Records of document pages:

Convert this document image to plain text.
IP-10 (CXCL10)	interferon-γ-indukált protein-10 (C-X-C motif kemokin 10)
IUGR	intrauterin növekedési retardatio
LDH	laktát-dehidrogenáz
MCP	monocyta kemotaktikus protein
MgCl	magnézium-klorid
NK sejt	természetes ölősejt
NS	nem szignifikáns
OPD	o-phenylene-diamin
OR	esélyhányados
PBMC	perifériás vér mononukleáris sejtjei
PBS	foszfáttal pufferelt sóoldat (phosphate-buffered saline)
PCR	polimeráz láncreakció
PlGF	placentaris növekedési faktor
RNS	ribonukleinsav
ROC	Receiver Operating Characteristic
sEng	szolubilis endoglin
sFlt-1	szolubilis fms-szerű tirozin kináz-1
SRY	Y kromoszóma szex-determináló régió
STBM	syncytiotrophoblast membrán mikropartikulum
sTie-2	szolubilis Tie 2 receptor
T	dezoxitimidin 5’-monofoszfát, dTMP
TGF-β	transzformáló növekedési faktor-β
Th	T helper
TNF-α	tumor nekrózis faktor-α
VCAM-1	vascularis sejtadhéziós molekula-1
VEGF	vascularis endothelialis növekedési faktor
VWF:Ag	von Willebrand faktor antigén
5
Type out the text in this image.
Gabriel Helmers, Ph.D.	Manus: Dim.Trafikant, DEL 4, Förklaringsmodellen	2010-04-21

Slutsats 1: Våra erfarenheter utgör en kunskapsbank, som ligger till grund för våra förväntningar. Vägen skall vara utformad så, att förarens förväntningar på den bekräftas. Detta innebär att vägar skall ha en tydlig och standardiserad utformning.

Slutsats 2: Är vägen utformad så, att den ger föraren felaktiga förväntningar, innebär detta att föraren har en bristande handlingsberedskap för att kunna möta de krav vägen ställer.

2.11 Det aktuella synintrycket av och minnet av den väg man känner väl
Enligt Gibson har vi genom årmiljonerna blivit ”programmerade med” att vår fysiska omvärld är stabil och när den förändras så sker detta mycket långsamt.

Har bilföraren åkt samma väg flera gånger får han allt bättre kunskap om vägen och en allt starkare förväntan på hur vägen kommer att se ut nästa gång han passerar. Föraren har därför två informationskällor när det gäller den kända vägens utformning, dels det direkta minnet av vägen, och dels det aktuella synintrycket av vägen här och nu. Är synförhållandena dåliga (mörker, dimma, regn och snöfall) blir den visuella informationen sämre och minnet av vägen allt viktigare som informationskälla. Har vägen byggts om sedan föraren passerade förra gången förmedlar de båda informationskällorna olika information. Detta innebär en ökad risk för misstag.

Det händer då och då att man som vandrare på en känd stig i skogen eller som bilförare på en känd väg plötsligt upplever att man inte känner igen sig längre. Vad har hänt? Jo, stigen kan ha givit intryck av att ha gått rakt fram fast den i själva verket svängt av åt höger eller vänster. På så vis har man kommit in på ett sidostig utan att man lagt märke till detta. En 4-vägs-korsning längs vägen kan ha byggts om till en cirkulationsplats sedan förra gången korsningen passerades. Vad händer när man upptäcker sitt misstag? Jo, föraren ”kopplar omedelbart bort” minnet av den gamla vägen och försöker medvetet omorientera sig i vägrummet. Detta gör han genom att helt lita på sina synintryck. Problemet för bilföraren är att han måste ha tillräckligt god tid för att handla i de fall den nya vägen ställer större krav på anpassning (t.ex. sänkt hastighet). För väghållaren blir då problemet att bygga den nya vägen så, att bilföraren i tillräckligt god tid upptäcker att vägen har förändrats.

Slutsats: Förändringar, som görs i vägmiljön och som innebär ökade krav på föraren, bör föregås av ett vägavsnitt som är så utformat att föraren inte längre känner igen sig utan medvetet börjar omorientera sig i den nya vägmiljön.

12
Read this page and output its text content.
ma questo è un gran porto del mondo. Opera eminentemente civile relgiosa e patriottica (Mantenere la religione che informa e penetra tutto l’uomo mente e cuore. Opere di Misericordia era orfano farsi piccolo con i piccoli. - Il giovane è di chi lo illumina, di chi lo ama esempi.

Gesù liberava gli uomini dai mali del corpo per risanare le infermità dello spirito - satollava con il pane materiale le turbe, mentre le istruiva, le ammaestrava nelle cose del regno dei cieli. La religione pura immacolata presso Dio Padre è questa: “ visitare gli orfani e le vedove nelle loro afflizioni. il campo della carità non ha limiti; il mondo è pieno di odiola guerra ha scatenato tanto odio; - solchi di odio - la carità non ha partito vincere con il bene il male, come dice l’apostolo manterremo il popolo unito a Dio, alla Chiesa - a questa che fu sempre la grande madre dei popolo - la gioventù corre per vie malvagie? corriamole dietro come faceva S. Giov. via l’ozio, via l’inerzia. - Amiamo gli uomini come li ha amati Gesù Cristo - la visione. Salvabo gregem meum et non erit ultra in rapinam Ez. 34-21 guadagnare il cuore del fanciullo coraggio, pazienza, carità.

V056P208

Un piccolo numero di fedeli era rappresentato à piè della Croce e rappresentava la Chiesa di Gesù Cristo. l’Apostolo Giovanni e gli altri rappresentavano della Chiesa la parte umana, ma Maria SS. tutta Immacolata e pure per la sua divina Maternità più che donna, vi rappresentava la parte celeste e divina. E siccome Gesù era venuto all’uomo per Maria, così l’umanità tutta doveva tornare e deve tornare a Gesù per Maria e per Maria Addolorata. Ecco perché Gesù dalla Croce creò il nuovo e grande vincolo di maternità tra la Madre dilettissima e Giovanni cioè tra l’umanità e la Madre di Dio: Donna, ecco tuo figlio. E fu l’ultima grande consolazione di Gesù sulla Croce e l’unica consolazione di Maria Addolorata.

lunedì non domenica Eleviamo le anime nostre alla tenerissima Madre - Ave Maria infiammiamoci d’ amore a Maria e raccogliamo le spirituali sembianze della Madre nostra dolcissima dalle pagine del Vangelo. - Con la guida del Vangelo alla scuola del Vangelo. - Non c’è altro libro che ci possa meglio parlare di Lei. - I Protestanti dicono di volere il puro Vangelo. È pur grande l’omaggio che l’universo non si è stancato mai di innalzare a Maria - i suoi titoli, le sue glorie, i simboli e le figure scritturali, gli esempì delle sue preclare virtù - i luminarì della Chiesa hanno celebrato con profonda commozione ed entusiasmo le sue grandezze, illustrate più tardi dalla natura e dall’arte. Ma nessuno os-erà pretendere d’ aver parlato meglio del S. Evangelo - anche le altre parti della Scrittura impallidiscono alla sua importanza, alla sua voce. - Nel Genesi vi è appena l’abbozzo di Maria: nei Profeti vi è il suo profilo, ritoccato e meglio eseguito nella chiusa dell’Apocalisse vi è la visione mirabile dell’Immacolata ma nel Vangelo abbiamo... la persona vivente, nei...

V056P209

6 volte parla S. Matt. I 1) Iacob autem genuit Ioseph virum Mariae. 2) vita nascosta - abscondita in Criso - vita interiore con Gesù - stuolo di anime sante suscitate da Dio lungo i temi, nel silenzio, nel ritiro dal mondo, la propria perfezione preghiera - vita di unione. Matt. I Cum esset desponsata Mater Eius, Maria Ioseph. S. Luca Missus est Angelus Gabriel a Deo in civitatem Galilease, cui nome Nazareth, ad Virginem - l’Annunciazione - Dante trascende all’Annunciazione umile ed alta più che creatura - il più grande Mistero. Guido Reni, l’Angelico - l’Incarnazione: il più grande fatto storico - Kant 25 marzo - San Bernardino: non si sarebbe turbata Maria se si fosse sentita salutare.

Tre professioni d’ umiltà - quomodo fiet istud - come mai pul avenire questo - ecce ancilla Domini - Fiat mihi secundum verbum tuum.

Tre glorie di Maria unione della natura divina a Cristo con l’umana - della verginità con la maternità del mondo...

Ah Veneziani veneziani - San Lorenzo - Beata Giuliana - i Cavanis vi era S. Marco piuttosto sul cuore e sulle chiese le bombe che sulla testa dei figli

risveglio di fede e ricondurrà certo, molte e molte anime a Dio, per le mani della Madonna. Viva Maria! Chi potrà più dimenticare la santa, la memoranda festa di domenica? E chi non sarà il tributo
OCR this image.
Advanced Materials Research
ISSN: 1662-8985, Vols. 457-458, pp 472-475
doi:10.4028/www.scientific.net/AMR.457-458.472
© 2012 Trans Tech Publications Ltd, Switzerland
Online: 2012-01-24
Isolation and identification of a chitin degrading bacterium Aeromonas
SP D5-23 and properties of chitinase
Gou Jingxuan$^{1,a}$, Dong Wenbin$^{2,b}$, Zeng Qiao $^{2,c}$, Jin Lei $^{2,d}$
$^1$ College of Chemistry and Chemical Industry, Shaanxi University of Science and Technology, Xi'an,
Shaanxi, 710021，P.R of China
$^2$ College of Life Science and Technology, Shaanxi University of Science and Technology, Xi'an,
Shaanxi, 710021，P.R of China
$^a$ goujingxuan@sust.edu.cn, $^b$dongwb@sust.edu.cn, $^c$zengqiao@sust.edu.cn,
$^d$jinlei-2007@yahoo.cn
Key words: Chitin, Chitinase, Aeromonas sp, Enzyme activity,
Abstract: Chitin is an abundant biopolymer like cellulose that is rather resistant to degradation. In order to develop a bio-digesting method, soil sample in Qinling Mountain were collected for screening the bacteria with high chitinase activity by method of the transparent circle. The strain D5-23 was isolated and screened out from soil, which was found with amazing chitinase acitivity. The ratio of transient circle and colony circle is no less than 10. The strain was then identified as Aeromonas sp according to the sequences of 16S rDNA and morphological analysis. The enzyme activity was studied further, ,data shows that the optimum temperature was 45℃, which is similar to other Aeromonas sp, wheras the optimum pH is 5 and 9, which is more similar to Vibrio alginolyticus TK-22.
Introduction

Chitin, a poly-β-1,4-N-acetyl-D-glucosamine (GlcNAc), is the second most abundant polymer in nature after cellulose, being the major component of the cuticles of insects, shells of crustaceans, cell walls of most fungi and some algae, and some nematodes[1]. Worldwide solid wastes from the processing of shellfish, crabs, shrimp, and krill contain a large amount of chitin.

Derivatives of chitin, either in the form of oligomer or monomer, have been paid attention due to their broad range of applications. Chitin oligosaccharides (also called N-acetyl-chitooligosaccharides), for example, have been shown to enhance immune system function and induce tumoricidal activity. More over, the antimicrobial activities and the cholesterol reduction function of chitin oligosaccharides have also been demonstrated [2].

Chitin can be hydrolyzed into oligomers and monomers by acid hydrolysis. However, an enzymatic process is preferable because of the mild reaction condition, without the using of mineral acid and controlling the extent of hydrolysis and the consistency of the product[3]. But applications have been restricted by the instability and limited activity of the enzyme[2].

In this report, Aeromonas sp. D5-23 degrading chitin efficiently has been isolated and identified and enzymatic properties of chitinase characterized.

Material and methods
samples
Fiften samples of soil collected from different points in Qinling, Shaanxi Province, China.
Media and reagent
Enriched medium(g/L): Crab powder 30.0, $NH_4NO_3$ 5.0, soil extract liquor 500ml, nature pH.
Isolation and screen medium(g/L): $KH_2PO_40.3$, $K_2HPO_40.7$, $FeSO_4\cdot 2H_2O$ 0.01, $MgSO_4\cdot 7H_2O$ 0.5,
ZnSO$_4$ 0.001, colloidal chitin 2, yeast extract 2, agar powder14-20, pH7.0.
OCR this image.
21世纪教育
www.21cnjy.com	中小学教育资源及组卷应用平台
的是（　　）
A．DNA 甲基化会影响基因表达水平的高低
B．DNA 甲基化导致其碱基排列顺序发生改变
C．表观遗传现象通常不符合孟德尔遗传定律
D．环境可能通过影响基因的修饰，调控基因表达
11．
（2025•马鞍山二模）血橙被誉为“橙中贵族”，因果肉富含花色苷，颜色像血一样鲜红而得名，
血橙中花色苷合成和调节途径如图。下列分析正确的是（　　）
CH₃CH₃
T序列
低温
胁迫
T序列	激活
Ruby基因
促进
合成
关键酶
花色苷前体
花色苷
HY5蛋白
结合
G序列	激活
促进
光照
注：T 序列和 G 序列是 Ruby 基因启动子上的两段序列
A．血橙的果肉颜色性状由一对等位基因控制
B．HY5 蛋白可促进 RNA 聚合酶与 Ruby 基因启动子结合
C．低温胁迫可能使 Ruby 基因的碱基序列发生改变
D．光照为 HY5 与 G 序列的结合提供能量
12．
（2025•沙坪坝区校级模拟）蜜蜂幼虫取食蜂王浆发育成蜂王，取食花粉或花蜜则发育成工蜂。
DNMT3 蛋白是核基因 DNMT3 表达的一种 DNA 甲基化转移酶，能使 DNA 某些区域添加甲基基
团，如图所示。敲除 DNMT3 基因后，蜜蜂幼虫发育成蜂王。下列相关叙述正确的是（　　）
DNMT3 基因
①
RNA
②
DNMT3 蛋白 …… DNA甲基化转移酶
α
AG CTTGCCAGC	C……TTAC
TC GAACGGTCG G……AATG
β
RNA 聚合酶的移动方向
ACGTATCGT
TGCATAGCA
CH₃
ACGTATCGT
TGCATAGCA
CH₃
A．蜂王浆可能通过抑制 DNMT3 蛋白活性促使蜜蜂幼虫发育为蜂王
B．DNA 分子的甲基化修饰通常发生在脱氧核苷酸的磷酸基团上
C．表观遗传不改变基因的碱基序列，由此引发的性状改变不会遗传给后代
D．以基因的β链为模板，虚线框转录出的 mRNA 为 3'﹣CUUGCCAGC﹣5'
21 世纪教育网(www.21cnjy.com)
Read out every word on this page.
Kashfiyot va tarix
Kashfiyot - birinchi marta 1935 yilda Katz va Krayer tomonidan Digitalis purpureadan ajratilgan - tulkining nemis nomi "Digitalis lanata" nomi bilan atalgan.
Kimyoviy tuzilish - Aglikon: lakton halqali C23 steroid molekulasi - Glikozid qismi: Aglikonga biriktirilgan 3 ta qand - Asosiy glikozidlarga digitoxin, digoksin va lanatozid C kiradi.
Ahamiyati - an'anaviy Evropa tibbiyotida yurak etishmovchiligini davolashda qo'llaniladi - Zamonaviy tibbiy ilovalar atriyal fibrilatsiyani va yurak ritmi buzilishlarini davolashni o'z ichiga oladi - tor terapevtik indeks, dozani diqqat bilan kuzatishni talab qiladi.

* _WHAT THE EXERCISE ASKS_:
Copy all lines above containing the string "this".

* _YOUR SOLUTION_:
Convert this document image to plain text.
Type out the text in this image.
Read this page and output its text content.
OCR this image.
In this report, Aeromonas sp. D5-23 degrading chitin efficiently has been isolated and identified and enzymatic properties of chitinase characterized.
OCR this image.
Read out every word on this page.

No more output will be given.